=== Text shown ===
10.10.2012 11:57, Andrzej Krzemienski wrote:
>> P.S. I just have wild idea - what about axioms for function's arguments?
>> i.e. not on types, but on values.
>> Maybe some kind of axiomatic_assert.
>> For instance that can be used to prevent pointers aliasing ("restrict"
>> keyword in C99):
>> void* memcpy( void* dest, const void* src, size_t count )
>> {
>> axiomatic_assert( do_not_overlap(dest,src,count) );
>> // ...
>> }
>>
> Is this not the same thing as preconditions in contract programming and
> Lorenzo's Boost.Contract library?
>

1. I have just looked to
http://www.open-std.org/jtc1/sc22/wg21/docs/papers/2006/n1962.html
referenced in Boost.Contract.
I assumed that it was not about performance, but only about runtime
checking. So, I am little bit surprised that it considers performance also.

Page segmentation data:
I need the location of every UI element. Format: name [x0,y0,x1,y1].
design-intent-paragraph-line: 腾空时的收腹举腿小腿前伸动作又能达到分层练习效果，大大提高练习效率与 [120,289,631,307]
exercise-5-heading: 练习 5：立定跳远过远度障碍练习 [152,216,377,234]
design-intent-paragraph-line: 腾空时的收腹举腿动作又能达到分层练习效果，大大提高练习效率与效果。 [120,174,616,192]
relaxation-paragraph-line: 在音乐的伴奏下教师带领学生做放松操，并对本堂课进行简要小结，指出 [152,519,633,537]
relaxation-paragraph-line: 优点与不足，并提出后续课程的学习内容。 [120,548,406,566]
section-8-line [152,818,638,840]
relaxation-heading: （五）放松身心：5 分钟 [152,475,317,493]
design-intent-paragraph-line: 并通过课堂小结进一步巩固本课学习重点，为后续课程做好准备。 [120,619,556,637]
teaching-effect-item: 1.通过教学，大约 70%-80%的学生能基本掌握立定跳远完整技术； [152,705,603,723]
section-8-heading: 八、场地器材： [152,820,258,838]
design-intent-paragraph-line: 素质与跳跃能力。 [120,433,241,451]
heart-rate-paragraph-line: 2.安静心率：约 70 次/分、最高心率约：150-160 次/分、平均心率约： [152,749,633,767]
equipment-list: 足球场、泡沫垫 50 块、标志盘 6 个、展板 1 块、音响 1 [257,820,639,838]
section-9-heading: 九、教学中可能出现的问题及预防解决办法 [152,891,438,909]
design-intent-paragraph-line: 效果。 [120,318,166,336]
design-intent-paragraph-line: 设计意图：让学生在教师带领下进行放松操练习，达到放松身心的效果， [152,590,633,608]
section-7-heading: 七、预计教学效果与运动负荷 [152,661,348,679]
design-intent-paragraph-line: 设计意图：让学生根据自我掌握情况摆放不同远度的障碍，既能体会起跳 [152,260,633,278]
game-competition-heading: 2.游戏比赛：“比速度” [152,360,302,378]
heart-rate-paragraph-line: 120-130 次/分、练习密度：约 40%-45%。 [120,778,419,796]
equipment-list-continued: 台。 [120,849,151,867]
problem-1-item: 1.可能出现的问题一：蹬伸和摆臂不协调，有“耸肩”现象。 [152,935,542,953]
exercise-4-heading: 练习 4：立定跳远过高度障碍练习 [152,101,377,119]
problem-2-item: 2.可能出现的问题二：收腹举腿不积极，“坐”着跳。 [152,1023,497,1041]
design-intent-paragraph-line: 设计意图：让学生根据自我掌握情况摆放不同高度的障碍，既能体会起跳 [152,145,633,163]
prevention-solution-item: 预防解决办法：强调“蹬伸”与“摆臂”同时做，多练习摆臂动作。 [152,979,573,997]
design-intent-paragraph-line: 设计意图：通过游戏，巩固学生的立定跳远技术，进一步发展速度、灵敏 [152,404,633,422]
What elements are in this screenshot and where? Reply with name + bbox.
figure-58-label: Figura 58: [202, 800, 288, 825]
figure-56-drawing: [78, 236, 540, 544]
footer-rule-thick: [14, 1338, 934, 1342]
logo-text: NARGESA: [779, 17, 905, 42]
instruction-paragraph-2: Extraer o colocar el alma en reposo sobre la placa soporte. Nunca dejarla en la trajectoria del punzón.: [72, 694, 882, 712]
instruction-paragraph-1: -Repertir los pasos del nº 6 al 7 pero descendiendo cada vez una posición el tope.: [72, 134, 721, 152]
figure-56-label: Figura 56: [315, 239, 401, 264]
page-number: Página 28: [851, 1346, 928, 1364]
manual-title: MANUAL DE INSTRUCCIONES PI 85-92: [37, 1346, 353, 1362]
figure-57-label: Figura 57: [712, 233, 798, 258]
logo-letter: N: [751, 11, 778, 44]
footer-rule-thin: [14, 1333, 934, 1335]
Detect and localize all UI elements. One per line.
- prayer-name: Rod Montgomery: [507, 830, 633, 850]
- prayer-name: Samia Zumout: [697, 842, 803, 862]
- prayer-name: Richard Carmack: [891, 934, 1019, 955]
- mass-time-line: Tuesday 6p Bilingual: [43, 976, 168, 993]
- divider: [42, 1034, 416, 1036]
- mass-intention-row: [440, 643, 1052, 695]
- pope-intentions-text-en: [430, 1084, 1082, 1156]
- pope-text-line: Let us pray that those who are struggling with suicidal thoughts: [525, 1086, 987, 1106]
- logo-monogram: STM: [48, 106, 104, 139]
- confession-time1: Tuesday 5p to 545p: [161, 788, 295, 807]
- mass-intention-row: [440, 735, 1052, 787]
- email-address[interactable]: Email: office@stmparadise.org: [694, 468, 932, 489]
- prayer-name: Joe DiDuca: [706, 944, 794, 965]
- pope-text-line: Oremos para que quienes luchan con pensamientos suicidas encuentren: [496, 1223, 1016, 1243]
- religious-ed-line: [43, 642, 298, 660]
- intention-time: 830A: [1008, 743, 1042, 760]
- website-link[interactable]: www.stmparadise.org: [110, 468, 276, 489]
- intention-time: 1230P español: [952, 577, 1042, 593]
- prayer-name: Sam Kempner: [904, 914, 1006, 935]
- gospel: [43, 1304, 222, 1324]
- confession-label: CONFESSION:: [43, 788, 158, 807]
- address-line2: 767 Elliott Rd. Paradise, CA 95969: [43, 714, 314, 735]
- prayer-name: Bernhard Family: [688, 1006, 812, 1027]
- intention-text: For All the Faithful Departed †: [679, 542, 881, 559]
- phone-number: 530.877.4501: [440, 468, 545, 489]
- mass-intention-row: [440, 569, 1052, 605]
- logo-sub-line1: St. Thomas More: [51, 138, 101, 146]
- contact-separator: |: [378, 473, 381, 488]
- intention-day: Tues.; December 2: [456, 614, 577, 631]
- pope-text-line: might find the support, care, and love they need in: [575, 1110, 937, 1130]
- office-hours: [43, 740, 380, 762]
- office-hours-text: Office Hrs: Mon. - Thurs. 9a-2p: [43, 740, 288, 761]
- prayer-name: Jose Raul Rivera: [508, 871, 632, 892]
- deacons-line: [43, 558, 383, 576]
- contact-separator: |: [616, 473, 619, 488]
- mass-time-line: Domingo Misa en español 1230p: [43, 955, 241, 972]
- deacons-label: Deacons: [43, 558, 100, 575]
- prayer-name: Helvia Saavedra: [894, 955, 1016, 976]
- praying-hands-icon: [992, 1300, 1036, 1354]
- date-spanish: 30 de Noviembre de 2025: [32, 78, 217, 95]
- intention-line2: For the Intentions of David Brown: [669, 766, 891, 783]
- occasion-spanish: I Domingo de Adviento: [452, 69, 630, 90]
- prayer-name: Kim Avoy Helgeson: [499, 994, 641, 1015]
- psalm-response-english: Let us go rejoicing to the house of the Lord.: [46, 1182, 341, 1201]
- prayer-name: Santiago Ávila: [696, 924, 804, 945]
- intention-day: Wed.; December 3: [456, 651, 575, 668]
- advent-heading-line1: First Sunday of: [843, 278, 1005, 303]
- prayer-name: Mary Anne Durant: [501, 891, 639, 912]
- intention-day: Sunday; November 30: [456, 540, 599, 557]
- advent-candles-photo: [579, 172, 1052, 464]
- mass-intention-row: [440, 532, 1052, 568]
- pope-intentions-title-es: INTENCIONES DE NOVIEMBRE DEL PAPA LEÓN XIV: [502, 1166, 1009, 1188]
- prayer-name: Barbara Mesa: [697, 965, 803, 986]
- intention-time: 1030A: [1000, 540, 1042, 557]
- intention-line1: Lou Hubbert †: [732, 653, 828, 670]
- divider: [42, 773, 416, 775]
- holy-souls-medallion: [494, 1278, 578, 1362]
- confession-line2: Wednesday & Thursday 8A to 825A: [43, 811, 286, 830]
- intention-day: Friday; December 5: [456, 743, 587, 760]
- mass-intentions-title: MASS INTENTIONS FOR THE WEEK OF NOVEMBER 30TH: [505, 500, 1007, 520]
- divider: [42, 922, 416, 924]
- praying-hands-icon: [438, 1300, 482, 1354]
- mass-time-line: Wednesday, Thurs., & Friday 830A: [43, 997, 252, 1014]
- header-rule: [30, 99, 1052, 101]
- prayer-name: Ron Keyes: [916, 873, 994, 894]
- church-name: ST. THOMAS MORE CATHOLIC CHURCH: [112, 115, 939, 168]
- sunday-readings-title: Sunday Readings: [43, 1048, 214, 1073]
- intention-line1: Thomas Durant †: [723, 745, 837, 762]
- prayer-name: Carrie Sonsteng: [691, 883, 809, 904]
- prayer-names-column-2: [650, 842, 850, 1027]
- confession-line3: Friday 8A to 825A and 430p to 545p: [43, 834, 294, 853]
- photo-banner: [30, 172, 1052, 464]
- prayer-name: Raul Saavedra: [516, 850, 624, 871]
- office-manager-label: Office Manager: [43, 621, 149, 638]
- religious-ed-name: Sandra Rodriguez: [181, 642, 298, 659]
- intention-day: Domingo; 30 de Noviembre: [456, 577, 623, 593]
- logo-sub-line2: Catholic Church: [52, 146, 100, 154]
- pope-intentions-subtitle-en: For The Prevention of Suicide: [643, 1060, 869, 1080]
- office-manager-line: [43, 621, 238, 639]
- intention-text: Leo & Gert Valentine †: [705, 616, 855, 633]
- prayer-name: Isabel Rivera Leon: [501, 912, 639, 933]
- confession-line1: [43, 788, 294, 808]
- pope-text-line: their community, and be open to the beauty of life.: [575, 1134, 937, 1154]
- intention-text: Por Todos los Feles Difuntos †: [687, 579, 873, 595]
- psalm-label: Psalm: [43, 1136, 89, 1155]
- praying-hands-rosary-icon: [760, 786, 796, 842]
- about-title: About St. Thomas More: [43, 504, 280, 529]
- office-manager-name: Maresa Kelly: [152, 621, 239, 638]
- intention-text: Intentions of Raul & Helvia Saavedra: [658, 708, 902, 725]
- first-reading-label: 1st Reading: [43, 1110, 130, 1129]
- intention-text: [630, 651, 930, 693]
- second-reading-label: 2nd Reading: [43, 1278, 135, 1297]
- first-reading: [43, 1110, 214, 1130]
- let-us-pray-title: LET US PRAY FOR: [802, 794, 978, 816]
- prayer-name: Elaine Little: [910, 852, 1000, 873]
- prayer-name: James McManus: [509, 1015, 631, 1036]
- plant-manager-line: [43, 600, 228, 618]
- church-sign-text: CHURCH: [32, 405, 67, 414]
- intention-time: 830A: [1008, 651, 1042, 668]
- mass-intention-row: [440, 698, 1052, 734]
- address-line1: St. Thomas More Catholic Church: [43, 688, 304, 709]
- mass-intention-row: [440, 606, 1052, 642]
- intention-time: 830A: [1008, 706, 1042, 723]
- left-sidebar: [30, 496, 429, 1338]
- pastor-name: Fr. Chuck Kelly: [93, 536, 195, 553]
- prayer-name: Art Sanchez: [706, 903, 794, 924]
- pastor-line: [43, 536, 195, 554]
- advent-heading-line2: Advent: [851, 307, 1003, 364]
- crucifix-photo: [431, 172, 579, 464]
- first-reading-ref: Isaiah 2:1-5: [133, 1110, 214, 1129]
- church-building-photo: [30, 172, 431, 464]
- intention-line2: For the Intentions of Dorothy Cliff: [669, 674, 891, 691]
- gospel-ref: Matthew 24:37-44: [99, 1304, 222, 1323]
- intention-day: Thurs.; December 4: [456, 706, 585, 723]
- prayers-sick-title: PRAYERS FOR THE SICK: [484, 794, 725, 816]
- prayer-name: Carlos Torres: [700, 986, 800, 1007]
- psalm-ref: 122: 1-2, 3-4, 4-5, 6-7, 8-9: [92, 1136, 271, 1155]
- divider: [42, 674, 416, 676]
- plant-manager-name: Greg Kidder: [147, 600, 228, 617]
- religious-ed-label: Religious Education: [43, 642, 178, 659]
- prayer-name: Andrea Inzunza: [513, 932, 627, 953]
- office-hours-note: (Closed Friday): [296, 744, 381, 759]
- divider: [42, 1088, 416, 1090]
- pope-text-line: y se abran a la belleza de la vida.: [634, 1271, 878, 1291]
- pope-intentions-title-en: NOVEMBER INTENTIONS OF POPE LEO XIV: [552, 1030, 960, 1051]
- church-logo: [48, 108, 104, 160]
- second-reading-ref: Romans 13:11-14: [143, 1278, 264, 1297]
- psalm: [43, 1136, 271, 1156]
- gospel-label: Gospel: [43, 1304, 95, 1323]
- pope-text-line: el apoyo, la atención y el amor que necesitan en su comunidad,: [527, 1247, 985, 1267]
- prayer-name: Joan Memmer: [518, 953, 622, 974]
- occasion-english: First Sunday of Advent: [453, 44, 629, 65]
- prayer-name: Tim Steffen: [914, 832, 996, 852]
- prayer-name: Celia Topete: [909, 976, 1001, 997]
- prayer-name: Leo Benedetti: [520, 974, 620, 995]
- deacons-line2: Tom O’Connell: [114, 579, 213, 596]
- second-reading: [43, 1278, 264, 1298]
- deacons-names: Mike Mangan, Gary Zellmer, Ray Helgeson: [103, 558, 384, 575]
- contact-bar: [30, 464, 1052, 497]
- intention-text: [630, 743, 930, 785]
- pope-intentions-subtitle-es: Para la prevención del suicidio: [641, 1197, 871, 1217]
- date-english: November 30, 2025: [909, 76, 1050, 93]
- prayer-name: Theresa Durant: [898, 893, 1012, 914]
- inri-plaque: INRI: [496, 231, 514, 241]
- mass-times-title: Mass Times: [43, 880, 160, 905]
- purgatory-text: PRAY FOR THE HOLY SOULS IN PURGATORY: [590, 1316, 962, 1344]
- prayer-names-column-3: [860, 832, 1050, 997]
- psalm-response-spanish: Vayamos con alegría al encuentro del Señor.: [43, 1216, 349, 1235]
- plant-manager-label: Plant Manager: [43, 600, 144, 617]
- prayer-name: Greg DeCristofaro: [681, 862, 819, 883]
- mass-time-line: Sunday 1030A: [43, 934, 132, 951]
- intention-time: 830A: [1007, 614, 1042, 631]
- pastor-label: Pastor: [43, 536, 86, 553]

=== Work task 1 ===
Answer these questions about the mailing-list excerpt on function-argument axioms:
(a) Which C99 keyword is given as an example related to pointer aliasing?
(b) What name is proposed for the assertion on argument values?
(c) Which library does the quoted reply compare the idea to?
=== Work task 2 ===
List the parameter names of the memcpy function shown in the mailing-list excerpt on function-argument axioms.
=== Work task 3 ===
Pick up the mailing-list excerpt on function-argument axioms where it stops, and continue it.

=== Answer box 1 ===
(a) restrict
(b) axiomatic_assert
(c) Lorenzo's Boost.Contract library

=== Answer box 2 ===
dest, src, count

=== Answer box 3 ===
Anyway, I supposed that axiomatic_assert MUST never check it's
assertions - it is just pure language to talk with optimizer. And as for
concept's axioms, I think user legally (from the formal point of view)
can make axiomatic_assert on properties which are not true in general
case - so this is main difference.

There are cases, when checking of pre-conditions would make impossible
to achieve function's post-conditions (I think already mentioned here),
for instance:
a) multi-passing sequence represented by Input Iterator.
b) lower_bound: if check that it's input range is sorted, then
post-condition regarding number of logarithmic comparisons will be
broken. Maybe this is OK in unit-tests, but I don't think it is OK even
in Debug builds.

2. I don't think that Lorenzo's Boost.Contract library able to enable
any optimizations, at least while we don't have some kind of support
from compiler.
While main purpose of axiomatic_assert(which I think of) is
optimizability, like preventing pointers aliasing and so on.